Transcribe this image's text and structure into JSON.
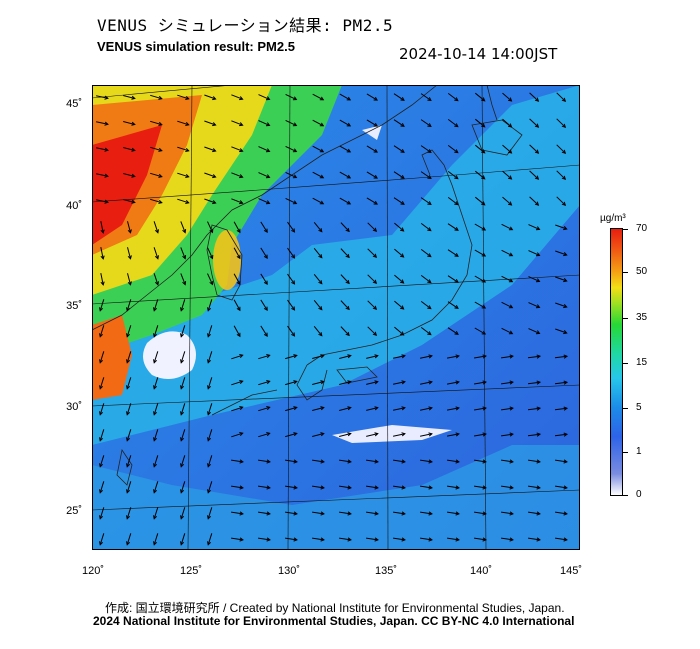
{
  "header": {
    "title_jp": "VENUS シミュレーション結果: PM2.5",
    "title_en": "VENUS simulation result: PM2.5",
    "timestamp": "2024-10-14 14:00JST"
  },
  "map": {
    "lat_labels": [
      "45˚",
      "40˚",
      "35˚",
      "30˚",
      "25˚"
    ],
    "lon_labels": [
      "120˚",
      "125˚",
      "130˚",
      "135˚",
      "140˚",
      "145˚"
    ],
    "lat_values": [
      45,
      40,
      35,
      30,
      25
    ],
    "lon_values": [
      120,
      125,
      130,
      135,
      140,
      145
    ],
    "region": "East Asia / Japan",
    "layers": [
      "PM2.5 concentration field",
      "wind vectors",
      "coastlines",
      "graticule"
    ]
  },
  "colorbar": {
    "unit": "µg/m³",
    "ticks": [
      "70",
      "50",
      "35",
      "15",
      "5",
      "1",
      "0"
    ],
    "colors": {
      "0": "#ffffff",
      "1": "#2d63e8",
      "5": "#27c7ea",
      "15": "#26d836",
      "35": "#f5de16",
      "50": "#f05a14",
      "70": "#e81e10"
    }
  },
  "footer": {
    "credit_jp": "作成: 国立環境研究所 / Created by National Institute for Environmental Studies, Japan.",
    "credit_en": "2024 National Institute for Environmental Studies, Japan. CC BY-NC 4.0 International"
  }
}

Exercise brief:
Leave out the pictures and return every record word for word.

Solution to the exercise:
Transcribe this image's text and structure into JSON.
{
  "header": {
    "title_jp": "VENUS シミュレーション結果: PM2.5",
    "title_en": "VENUS simulation result: PM2.5",
    "timestamp": "2024-10-14 14:00JST"
  },
  "map": {
    "lat_labels": [
      "45˚",
      "40˚",
      "35˚",
      "30˚",
      "25˚"
    ],
    "lon_labels": [
      "120˚",
      "125˚",
      "130˚",
      "135˚",
      "140˚",
      "145˚"
    ],
    "lat_values": [
      45,
      40,
      35,
      30,
      25
    ],
    "lon_values": [
      120,
      125,
      130,
      135,
      140,
      145
    ],
    "region": "East Asia / Japan",
    "layers": [
      "PM2.5 concentration field",
      "wind vectors",
      "coastlines",
      "graticule"
    ]
  },
  "colorbar": {
    "unit": "µg/m³",
    "ticks": [
      "70",
      "50",
      "35",
      "15",
      "5",
      "1",
      "0"
    ],
    "colors": {
      "0": "#ffffff",
      "1": "#2d63e8",
      "5": "#27c7ea",
      "15": "#26d836",
      "35": "#f5de16",
      "50": "#f05a14",
      "70": "#e81e10"
    }
  },
  "footer": {
    "credit_jp": "作成: 国立環境研究所 / Created by National Institute for Environmental Studies, Japan.",
    "credit_en": "2024 National Institute for Environmental Studies, Japan. CC BY-NC 4.0 International"
  }
}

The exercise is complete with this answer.